**Instruction**. Provide a single number: the count of lines containing the string "this".

§

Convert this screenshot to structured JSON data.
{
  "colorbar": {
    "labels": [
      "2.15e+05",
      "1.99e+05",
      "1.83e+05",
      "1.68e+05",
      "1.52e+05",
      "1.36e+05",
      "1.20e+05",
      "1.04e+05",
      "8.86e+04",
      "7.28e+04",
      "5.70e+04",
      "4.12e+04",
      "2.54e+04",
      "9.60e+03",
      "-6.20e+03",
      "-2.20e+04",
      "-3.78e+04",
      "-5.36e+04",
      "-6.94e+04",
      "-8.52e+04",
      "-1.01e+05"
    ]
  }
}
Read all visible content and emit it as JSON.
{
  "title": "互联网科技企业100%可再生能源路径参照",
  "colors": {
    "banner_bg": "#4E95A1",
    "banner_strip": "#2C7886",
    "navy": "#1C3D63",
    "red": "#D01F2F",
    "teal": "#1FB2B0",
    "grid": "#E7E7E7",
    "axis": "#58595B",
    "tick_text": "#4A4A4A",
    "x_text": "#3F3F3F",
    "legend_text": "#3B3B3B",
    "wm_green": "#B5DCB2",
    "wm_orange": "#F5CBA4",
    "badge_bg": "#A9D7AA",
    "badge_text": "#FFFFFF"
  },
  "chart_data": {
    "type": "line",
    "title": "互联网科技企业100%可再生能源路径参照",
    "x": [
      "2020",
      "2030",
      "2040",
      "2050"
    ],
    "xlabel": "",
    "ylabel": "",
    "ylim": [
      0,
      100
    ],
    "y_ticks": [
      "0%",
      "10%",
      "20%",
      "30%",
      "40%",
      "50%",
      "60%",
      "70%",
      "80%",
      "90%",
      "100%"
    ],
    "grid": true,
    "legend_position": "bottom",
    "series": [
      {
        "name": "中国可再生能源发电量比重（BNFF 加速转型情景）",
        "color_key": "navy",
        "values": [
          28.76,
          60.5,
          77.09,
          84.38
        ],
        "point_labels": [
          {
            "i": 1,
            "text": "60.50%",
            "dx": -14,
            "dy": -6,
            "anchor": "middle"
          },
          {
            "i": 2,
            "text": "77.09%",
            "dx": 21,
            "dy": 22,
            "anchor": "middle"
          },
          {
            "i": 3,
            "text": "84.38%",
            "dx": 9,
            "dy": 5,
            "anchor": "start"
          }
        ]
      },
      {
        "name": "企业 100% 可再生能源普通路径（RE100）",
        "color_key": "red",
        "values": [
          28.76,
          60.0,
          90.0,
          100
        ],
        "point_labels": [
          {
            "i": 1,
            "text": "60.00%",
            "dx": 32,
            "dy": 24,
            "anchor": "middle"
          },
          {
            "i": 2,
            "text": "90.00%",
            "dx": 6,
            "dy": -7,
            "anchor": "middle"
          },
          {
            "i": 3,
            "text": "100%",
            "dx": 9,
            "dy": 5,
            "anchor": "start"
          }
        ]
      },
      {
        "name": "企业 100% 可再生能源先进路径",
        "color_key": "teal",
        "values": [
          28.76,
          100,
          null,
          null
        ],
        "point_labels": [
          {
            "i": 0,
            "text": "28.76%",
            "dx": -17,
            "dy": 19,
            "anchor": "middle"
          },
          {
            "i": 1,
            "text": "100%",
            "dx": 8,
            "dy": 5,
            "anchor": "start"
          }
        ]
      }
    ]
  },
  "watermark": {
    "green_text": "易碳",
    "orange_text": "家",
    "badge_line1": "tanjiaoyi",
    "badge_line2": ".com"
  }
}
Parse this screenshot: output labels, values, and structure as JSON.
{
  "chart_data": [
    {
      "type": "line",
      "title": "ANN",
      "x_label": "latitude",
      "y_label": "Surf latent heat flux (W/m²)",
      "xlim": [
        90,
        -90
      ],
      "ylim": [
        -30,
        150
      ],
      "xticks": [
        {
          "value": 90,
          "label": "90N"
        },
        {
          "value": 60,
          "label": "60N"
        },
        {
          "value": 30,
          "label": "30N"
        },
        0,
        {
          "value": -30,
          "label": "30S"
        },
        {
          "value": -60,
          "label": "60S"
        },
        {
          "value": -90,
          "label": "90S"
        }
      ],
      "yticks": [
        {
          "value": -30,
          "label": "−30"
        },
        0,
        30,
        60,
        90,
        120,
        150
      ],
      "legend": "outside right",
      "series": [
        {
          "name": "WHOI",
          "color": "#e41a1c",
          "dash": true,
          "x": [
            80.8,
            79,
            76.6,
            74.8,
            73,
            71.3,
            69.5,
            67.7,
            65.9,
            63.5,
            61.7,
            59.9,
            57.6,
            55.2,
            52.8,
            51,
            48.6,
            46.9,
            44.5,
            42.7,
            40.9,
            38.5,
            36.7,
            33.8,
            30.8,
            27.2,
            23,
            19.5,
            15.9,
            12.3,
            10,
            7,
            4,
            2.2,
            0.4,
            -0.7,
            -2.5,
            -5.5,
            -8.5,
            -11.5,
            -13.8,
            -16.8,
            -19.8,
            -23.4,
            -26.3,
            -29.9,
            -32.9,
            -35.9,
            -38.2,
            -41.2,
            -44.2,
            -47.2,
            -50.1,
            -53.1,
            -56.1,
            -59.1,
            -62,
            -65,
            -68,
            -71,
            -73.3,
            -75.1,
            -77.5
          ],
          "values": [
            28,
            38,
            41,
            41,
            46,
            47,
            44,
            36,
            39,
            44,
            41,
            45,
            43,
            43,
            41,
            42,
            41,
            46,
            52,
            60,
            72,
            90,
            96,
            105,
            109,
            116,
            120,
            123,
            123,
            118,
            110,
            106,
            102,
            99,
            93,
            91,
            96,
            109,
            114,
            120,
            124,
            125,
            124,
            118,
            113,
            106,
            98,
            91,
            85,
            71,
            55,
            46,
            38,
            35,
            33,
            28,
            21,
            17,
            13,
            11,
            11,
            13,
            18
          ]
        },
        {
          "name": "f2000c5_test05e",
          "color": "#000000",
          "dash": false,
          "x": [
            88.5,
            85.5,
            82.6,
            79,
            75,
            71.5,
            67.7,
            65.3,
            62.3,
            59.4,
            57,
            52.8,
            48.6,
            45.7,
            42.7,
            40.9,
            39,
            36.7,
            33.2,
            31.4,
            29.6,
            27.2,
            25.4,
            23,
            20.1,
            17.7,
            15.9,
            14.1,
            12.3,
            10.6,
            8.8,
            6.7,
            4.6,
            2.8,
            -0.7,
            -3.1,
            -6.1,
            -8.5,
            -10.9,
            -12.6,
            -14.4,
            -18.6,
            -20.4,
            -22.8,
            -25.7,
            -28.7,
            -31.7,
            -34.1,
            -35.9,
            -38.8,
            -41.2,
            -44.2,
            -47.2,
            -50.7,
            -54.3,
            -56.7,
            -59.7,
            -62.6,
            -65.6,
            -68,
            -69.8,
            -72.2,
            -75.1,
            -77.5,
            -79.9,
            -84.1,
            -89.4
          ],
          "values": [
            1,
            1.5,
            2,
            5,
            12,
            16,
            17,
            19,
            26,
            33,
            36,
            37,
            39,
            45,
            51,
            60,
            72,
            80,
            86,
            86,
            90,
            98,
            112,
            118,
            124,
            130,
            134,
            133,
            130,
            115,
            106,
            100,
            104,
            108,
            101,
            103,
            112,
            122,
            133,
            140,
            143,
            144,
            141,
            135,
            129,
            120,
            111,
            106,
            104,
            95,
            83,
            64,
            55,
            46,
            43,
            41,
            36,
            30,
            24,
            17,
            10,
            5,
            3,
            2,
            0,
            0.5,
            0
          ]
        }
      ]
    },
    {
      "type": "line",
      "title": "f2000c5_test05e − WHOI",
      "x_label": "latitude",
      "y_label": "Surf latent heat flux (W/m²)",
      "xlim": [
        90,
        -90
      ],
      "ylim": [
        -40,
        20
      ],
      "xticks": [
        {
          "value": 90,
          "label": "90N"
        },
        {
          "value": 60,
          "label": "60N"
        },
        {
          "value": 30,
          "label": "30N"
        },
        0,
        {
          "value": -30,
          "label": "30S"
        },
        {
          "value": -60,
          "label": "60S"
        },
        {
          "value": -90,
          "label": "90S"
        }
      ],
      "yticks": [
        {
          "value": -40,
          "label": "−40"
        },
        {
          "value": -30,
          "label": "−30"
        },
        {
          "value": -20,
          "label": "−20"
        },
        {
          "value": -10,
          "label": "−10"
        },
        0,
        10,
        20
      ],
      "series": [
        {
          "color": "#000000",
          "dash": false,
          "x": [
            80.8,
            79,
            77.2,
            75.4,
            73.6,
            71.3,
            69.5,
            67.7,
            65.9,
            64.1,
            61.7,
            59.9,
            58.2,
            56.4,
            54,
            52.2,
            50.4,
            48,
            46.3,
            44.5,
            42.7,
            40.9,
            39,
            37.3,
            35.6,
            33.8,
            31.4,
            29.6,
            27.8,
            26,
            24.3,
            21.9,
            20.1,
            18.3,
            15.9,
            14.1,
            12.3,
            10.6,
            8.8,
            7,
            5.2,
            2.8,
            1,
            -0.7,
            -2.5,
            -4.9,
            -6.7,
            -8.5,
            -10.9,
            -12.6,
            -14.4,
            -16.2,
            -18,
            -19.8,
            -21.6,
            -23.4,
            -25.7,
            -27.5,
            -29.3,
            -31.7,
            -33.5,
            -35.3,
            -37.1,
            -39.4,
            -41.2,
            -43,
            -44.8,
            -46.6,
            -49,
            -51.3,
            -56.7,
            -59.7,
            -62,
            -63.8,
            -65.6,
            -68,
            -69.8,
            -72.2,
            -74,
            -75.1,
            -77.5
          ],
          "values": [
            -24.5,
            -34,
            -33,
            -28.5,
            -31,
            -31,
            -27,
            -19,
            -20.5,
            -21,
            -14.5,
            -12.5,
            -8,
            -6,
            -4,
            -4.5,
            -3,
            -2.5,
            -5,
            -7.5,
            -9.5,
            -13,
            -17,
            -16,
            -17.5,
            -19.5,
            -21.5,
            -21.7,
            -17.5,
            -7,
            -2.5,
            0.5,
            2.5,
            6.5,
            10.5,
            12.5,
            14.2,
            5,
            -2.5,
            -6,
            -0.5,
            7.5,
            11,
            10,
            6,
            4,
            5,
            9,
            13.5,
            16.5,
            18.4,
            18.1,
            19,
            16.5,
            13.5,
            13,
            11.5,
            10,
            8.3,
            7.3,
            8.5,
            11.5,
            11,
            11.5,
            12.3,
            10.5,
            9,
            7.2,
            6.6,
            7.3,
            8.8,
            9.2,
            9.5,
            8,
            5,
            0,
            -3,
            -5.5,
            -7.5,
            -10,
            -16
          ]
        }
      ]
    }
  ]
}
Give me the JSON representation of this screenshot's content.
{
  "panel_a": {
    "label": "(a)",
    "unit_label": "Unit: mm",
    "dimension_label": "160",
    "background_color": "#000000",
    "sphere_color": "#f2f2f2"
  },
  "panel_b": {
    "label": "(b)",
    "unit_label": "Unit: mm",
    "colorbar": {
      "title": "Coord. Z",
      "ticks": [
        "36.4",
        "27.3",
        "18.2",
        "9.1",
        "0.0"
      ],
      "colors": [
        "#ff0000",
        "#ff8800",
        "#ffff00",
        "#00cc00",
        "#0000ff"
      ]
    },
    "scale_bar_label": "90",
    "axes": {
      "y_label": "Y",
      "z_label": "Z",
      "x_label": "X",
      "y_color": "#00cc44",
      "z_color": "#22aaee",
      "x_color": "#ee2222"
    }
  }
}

§

**Reply**. 3